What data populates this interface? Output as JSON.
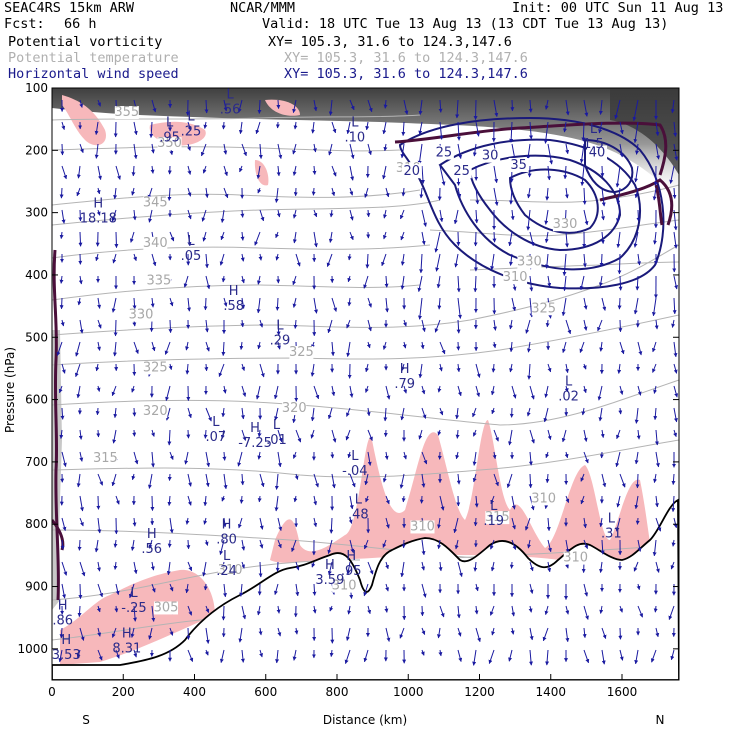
{
  "header": {
    "model": "SEAC4RS 15km ARW",
    "center": "NCAR/MMM",
    "init": "Init: 00 UTC Sun 11 Aug 13",
    "fcst_label": "Fcst:",
    "fcst_value": "66 h",
    "valid": "Valid: 18 UTC Tue 13 Aug 13 (13 CDT Tue 13 Aug 13)",
    "fields": [
      {
        "name": "Potential vorticity",
        "xy": "XY= 105.3, 31.6 to 124.3,147.6",
        "color": "#000000"
      },
      {
        "name": "Potential temperature",
        "xy": "XY= 105.3, 31.6 to 124.3,147.6",
        "color": "#b0b0b0"
      },
      {
        "name": "Horizontal wind speed",
        "xy": "XY= 105.3, 31.6 to 124.3,147.6",
        "color": "#1a1a8c"
      }
    ]
  },
  "chart_data": {
    "type": "cross-section",
    "xlabel": "Distance (km)",
    "ylabel": "Pressure (hPa)",
    "xlim": [
      0,
      1760
    ],
    "ylim": [
      1050,
      100
    ],
    "x_ticks": [
      "0",
      "200",
      "400",
      "600",
      "800",
      "1000",
      "1200",
      "1400",
      "1600"
    ],
    "y_ticks": [
      "100",
      "200",
      "300",
      "400",
      "500",
      "600",
      "700",
      "800",
      "900",
      "1000"
    ],
    "endpoint_labels": {
      "left": "S",
      "right": "N"
    },
    "theta_labels": [
      {
        "text": "355",
        "x": 210,
        "p": 145
      },
      {
        "text": "350",
        "x": 330,
        "p": 195
      },
      {
        "text": "345",
        "x": 290,
        "p": 290
      },
      {
        "text": "340",
        "x": 290,
        "p": 355
      },
      {
        "text": "335",
        "x": 300,
        "p": 415
      },
      {
        "text": "330",
        "x": 250,
        "p": 470
      },
      {
        "text": "325",
        "x": 290,
        "p": 555
      },
      {
        "text": "320",
        "x": 290,
        "p": 625
      },
      {
        "text": "315",
        "x": 150,
        "p": 700
      },
      {
        "text": "325",
        "x": 700,
        "p": 530
      },
      {
        "text": "320",
        "x": 680,
        "p": 620
      },
      {
        "text": "330",
        "x": 1440,
        "p": 325
      },
      {
        "text": "330",
        "x": 1340,
        "p": 385
      },
      {
        "text": "325",
        "x": 1380,
        "p": 460
      },
      {
        "text": "310",
        "x": 1000,
        "p": 235
      },
      {
        "text": "310",
        "x": 1040,
        "p": 810
      },
      {
        "text": "310",
        "x": 1380,
        "p": 765
      },
      {
        "text": "315",
        "x": 1250,
        "p": 795
      },
      {
        "text": "305",
        "x": 320,
        "p": 940
      },
      {
        "text": "310",
        "x": 500,
        "p": 880
      },
      {
        "text": "310",
        "x": 820,
        "p": 905
      },
      {
        "text": "310",
        "x": 1470,
        "p": 860
      },
      {
        "text": "310",
        "x": 1300,
        "p": 410
      }
    ],
    "wind_speed_contours": [
      {
        "value": 20,
        "label_x": 1010,
        "label_p": 240
      },
      {
        "value": 25,
        "label_x": 1100,
        "label_p": 210
      },
      {
        "value": 25,
        "label_x": 1150,
        "label_p": 240
      },
      {
        "value": 30,
        "label_x": 1230,
        "label_p": 215
      },
      {
        "value": 35,
        "label_x": 1310,
        "label_p": 230
      },
      {
        "value": 40,
        "label_x": 1530,
        "label_p": 210
      }
    ],
    "hl_markers": [
      {
        "letter": "L",
        "value": ".56",
        "x": 500,
        "p": 130
      },
      {
        "letter": "L",
        "value": ".25",
        "x": 390,
        "p": 165
      },
      {
        "letter": "L",
        "value": ".95",
        "x": 330,
        "p": 175
      },
      {
        "letter": "L",
        "value": ".10",
        "x": 850,
        "p": 175
      },
      {
        "letter": "L",
        "value": "1.5",
        "x": 1520,
        "p": 185
      },
      {
        "letter": "H",
        "value": "18.18",
        "x": 130,
        "p": 305
      },
      {
        "letter": "L",
        "value": ".05",
        "x": 390,
        "p": 365
      },
      {
        "letter": "H",
        "value": ".58",
        "x": 510,
        "p": 445
      },
      {
        "letter": "L",
        "value": ".29",
        "x": 640,
        "p": 500
      },
      {
        "letter": "H",
        "value": ".79",
        "x": 990,
        "p": 570
      },
      {
        "letter": "L",
        "value": ".02",
        "x": 1450,
        "p": 590
      },
      {
        "letter": "L",
        "value": ".07",
        "x": 460,
        "p": 655
      },
      {
        "letter": "H",
        "value": "-7.25",
        "x": 570,
        "p": 665
      },
      {
        "letter": "L",
        "value": ".01",
        "x": 630,
        "p": 660
      },
      {
        "letter": "L",
        "value": "-.04",
        "x": 850,
        "p": 710
      },
      {
        "letter": "L",
        "value": ".48",
        "x": 860,
        "p": 780
      },
      {
        "letter": "L",
        "value": ".19",
        "x": 1240,
        "p": 790
      },
      {
        "letter": "L",
        "value": ".31",
        "x": 1570,
        "p": 810
      },
      {
        "letter": "H",
        "value": ".80",
        "x": 490,
        "p": 820
      },
      {
        "letter": "H",
        "value": ".56",
        "x": 280,
        "p": 835
      },
      {
        "letter": "L",
        "value": ".24",
        "x": 490,
        "p": 870
      },
      {
        "letter": "H",
        "value": "3.59",
        "x": 780,
        "p": 885
      },
      {
        "letter": "H",
        "value": ".95",
        "x": 840,
        "p": 870
      },
      {
        "letter": "L",
        "value": "-.25",
        "x": 230,
        "p": 930
      },
      {
        "letter": "H",
        "value": ".86",
        "x": 30,
        "p": 950
      },
      {
        "letter": "H",
        "value": "3.53",
        "x": 40,
        "p": 1005
      },
      {
        "letter": "H",
        "value": "8.31",
        "x": 210,
        "p": 995
      }
    ]
  }
}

==============================

## Directive
Leave out the pictures and repeat everything else in the records exactly.

## Problem solution
What data populates this interface? Output as JSON.
{
  "header": {
    "model": "SEAC4RS 15km ARW",
    "center": "NCAR/MMM",
    "init": "Init: 00 UTC Sun 11 Aug 13",
    "fcst_label": "Fcst:",
    "fcst_value": "66 h",
    "valid": "Valid: 18 UTC Tue 13 Aug 13 (13 CDT Tue 13 Aug 13)",
    "fields": [
      {
        "name": "Potential vorticity",
        "xy": "XY= 105.3, 31.6 to 124.3,147.6",
        "color": "#000000"
      },
      {
        "name": "Potential temperature",
        "xy": "XY= 105.3, 31.6 to 124.3,147.6",
        "color": "#b0b0b0"
      },
      {
        "name": "Horizontal wind speed",
        "xy": "XY= 105.3, 31.6 to 124.3,147.6",
        "color": "#1a1a8c"
      }
    ]
  },
  "chart_data": {
    "type": "cross-section",
    "xlabel": "Distance (km)",
    "ylabel": "Pressure (hPa)",
    "xlim": [
      0,
      1760
    ],
    "ylim": [
      1050,
      100
    ],
    "x_ticks": [
      "0",
      "200",
      "400",
      "600",
      "800",
      "1000",
      "1200",
      "1400",
      "1600"
    ],
    "y_ticks": [
      "100",
      "200",
      "300",
      "400",
      "500",
      "600",
      "700",
      "800",
      "900",
      "1000"
    ],
    "endpoint_labels": {
      "left": "S",
      "right": "N"
    },
    "theta_labels": [
      {
        "text": "355",
        "x": 210,
        "p": 145
      },
      {
        "text": "350",
        "x": 330,
        "p": 195
      },
      {
        "text": "345",
        "x": 290,
        "p": 290
      },
      {
        "text": "340",
        "x": 290,
        "p": 355
      },
      {
        "text": "335",
        "x": 300,
        "p": 415
      },
      {
        "text": "330",
        "x": 250,
        "p": 470
      },
      {
        "text": "325",
        "x": 290,
        "p": 555
      },
      {
        "text": "320",
        "x": 290,
        "p": 625
      },
      {
        "text": "315",
        "x": 150,
        "p": 700
      },
      {
        "text": "325",
        "x": 700,
        "p": 530
      },
      {
        "text": "320",
        "x": 680,
        "p": 620
      },
      {
        "text": "330",
        "x": 1440,
        "p": 325
      },
      {
        "text": "330",
        "x": 1340,
        "p": 385
      },
      {
        "text": "325",
        "x": 1380,
        "p": 460
      },
      {
        "text": "310",
        "x": 1000,
        "p": 235
      },
      {
        "text": "310",
        "x": 1040,
        "p": 810
      },
      {
        "text": "310",
        "x": 1380,
        "p": 765
      },
      {
        "text": "315",
        "x": 1250,
        "p": 795
      },
      {
        "text": "305",
        "x": 320,
        "p": 940
      },
      {
        "text": "310",
        "x": 500,
        "p": 880
      },
      {
        "text": "310",
        "x": 820,
        "p": 905
      },
      {
        "text": "310",
        "x": 1470,
        "p": 860
      },
      {
        "text": "310",
        "x": 1300,
        "p": 410
      }
    ],
    "wind_speed_contours": [
      {
        "value": 20,
        "label_x": 1010,
        "label_p": 240
      },
      {
        "value": 25,
        "label_x": 1100,
        "label_p": 210
      },
      {
        "value": 25,
        "label_x": 1150,
        "label_p": 240
      },
      {
        "value": 30,
        "label_x": 1230,
        "label_p": 215
      },
      {
        "value": 35,
        "label_x": 1310,
        "label_p": 230
      },
      {
        "value": 40,
        "label_x": 1530,
        "label_p": 210
      }
    ],
    "hl_markers": [
      {
        "letter": "L",
        "value": ".56",
        "x": 500,
        "p": 130
      },
      {
        "letter": "L",
        "value": ".25",
        "x": 390,
        "p": 165
      },
      {
        "letter": "L",
        "value": ".95",
        "x": 330,
        "p": 175
      },
      {
        "letter": "L",
        "value": ".10",
        "x": 850,
        "p": 175
      },
      {
        "letter": "L",
        "value": "1.5",
        "x": 1520,
        "p": 185
      },
      {
        "letter": "H",
        "value": "18.18",
        "x": 130,
        "p": 305
      },
      {
        "letter": "L",
        "value": ".05",
        "x": 390,
        "p": 365
      },
      {
        "letter": "H",
        "value": ".58",
        "x": 510,
        "p": 445
      },
      {
        "letter": "L",
        "value": ".29",
        "x": 640,
        "p": 500
      },
      {
        "letter": "H",
        "value": ".79",
        "x": 990,
        "p": 570
      },
      {
        "letter": "L",
        "value": ".02",
        "x": 1450,
        "p": 590
      },
      {
        "letter": "L",
        "value": ".07",
        "x": 460,
        "p": 655
      },
      {
        "letter": "H",
        "value": "-7.25",
        "x": 570,
        "p": 665
      },
      {
        "letter": "L",
        "value": ".01",
        "x": 630,
        "p": 660
      },
      {
        "letter": "L",
        "value": "-.04",
        "x": 850,
        "p": 710
      },
      {
        "letter": "L",
        "value": ".48",
        "x": 860,
        "p": 780
      },
      {
        "letter": "L",
        "value": ".19",
        "x": 1240,
        "p": 790
      },
      {
        "letter": "L",
        "value": ".31",
        "x": 1570,
        "p": 810
      },
      {
        "letter": "H",
        "value": ".80",
        "x": 490,
        "p": 820
      },
      {
        "letter": "H",
        "value": ".56",
        "x": 280,
        "p": 835
      },
      {
        "letter": "L",
        "value": ".24",
        "x": 490,
        "p": 870
      },
      {
        "letter": "H",
        "value": "3.59",
        "x": 780,
        "p": 885
      },
      {
        "letter": "H",
        "value": ".95",
        "x": 840,
        "p": 870
      },
      {
        "letter": "L",
        "value": "-.25",
        "x": 230,
        "p": 930
      },
      {
        "letter": "H",
        "value": ".86",
        "x": 30,
        "p": 950
      },
      {
        "letter": "H",
        "value": "3.53",
        "x": 40,
        "p": 1005
      },
      {
        "letter": "H",
        "value": "8.31",
        "x": 210,
        "p": 995
      }
    ]
  }
}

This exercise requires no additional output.